• Exercise
Pictures appear in the records below; write out everything else exactly.

• Material for the task
§ §

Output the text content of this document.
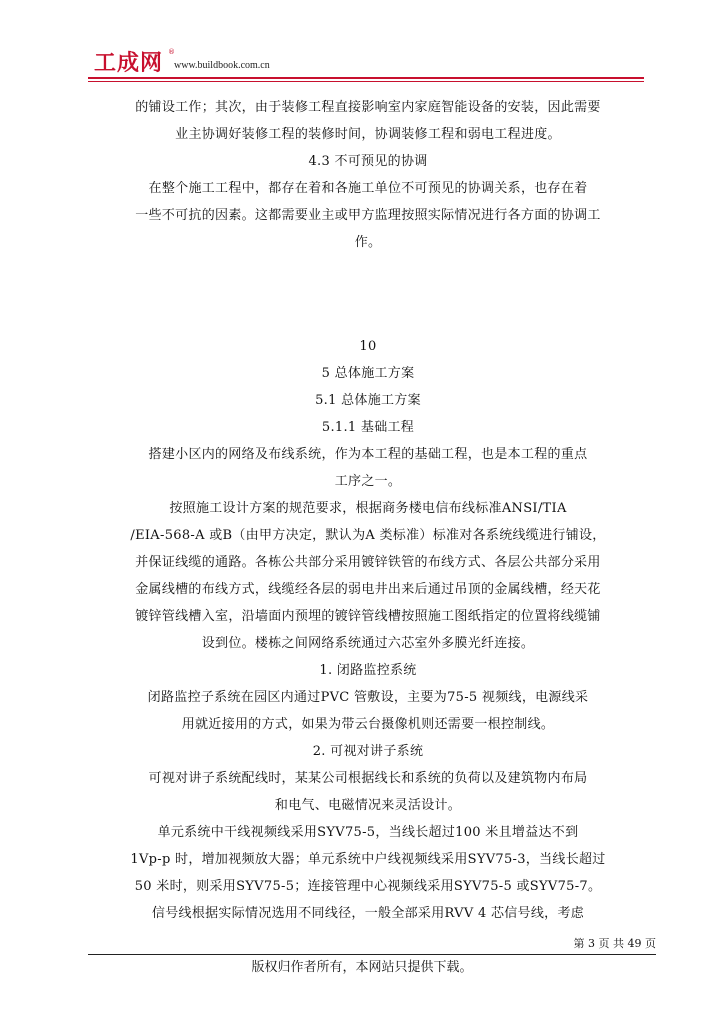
工成网 ®
www.buildbook.com.cn
的铺设工作；其次，由于装修工程直接影响室内家庭智能设备的安装，因此需要
业主协调好装修工程的装修时间，协调装修工程和弱电工程进度。
4.3 不可预见的协调
在整个施工工程中，都存在着和各施工单位不可预见的协调关系，也存在着
一些不可抗的因素。这都需要业主或甲方监理按照实际情况进行各方面的协调工
作。
10
5 总体施工方案
5.1 总体施工方案
5.1.1 基础工程
搭建小区内的网络及布线系统，作为本工程的基础工程，也是本工程的重点
工序之一。
按照施工设计方案的规范要求，根据商务楼电信布线标准ANSI/TIA
/EIA-568-A 或B（由甲方决定，默认为A 类标准）标准对各系统线缆进行铺设，
并保证线缆的通路。各栋公共部分采用镀锌铁管的布线方式、各层公共部分采用
金属线槽的布线方式，线缆经各层的弱电井出来后通过吊顶的金属线槽，经天花
镀锌管线槽入室，沿墙面内预埋的镀锌管线槽按照施工图纸指定的位置将线缆铺
设到位。楼栋之间网络系统通过六芯室外多膜光纤连接。
1. 闭路监控系统
闭路监控子系统在园区内通过PVC 管敷设，主要为75-5 视频线，电源线采
用就近接用的方式，如果为带云台摄像机则还需要一根控制线。
2. 可视对讲子系统
可视对讲子系统配线时，某某公司根据线长和系统的负荷以及建筑物内布局
和电气、电磁情况来灵活设计。
单元系统中干线视频线采用SYV75-5，当线长超过100 米且增益达不到
1Vp-p 时，增加视频放大器；单元系统中户线视频线采用SYV75-3，当线长超过
50 米时，则采用SYV75-5；连接管理中心视频线采用SYV75-5 或SYV75-7。
信号线根据实际情况选用不同线径，一般全部采用RVV 4 芯信号线，考虑
第 3 页 共 49 页
版权归作者所有，本网站只提供下载。
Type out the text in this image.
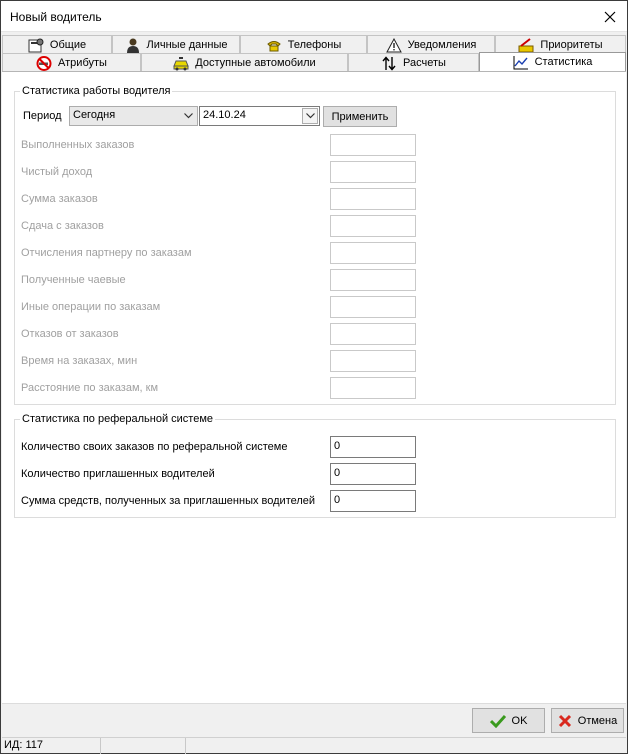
Новый водитель
Общие	Личные данные	Телефоны	Уведомления	Приоритеты
Атрибуты	Доступные автомобили	Расчеты	Статистика
Статистика работы водителя
Период	Сегодня	24.10.24	Применить
Выполненных заказов
Чистый доход
Сумма заказов
Сдача с заказов
Отчисления партнеру по заказам
Полученные чаевые
Иные операции по заказам
Отказов от заказов
Время на заказах, мин
Расстояние по заказам, км
Статистика по реферальной системе
Количество своих заказов по реферальной системе	0
Количество приглашенных водителей	0
Сумма средств, полученных за приглашенных водителей	0
OK	Отмена
ИД: 117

§ §

• Result of this task
Output the text content of this document.
工成网 ®
www.buildbook.com.cn
的铺设工作；其次，由于装修工程直接影响室内家庭智能设备的安装，因此需要
业主协调好装修工程的装修时间，协调装修工程和弱电工程进度。
4.3 不可预见的协调
在整个施工工程中，都存在着和各施工单位不可预见的协调关系，也存在着
一些不可抗的因素。这都需要业主或甲方监理按照实际情况进行各方面的协调工
作。
10
5 总体施工方案
5.1 总体施工方案
5.1.1 基础工程
搭建小区内的网络及布线系统，作为本工程的基础工程，也是本工程的重点
工序之一。
按照施工设计方案的规范要求，根据商务楼电信布线标准ANSI/TIA
/EIA-568-A 或B（由甲方决定，默认为A 类标准）标准对各系统线缆进行铺设，
并保证线缆的通路。各栋公共部分采用镀锌铁管的布线方式、各层公共部分采用
金属线槽的布线方式，线缆经各层的弱电井出来后通过吊顶的金属线槽，经天花
镀锌管线槽入室，沿墙面内预埋的镀锌管线槽按照施工图纸指定的位置将线缆铺
设到位。楼栋之间网络系统通过六芯室外多膜光纤连接。
1. 闭路监控系统
闭路监控子系统在园区内通过PVC 管敷设，主要为75-5 视频线，电源线采
用就近接用的方式，如果为带云台摄像机则还需要一根控制线。
2. 可视对讲子系统
可视对讲子系统配线时，某某公司根据线长和系统的负荷以及建筑物内布局
和电气、电磁情况来灵活设计。
单元系统中干线视频线采用SYV75-5，当线长超过100 米且增益达不到
1Vp-p 时，增加视频放大器；单元系统中户线视频线采用SYV75-3，当线长超过
50 米时，则采用SYV75-5；连接管理中心视频线采用SYV75-5 或SYV75-7。
信号线根据实际情况选用不同线径，一般全部采用RVV 4 芯信号线，考虑
第 3 页 共 49 页
版权归作者所有，本网站只提供下载。
Type out the text in this image.
Новый водитель
Общие	Личные данные	Телефоны	Уведомления	Приоритеты
Атрибуты	Доступные автомобили	Расчеты	Статистика
Статистика работы водителя
Период	Сегодня	24.10.24	Применить
Выполненных заказов
Чистый доход
Сумма заказов
Сдача с заказов
Отчисления партнеру по заказам
Полученные чаевые
Иные операции по заказам
Отказов от заказов
Время на заказах, мин
Расстояние по заказам, км
Статистика по реферальной системе
Количество своих заказов по реферальной системе	0
Количество приглашенных водителей	0
Сумма средств, полученных за приглашенных водителей	0
OK	Отмена
ИД: 117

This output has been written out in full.